• **Written task**
Write out all the material exactly. Leave nothing out.
•••••
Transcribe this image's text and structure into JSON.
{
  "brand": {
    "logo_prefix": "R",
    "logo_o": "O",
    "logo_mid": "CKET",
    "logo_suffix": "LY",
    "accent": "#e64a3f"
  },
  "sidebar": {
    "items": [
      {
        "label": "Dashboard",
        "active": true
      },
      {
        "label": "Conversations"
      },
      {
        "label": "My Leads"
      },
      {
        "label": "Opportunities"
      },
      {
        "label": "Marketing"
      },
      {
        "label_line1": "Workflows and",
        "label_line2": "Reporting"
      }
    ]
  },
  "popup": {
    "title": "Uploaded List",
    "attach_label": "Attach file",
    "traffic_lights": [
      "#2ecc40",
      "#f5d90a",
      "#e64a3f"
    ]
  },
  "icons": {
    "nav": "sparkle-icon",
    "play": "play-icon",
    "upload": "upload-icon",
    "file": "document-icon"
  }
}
•••••
• **Output**
Transcribe this image's text and structure into JSON.
{
  "brand": {
    "logo_prefix": "R",
    "logo_o": "O",
    "logo_mid": "CKET",
    "logo_suffix": "LY",
    "accent": "#e64a3f"
  },
  "sidebar": {
    "items": [
      {
        "label": "Dashboard",
        "active": true
      },
      {
        "label": "Conversations"
      },
      {
        "label": "My Leads"
      },
      {
        "label": "Opportunities"
      },
      {
        "label": "Marketing"
      },
      {
        "label_line1": "Workflows and",
        "label_line2": "Reporting"
      }
    ]
  },
  "popup": {
    "title": "Uploaded List",
    "attach_label": "Attach file",
    "traffic_lights": [
      "#2ecc40",
      "#f5d90a",
      "#e64a3f"
    ]
  },
  "icons": {
    "nav": "sparkle-icon",
    "play": "play-icon",
    "upload": "upload-icon",
    "file": "document-icon"
  }
}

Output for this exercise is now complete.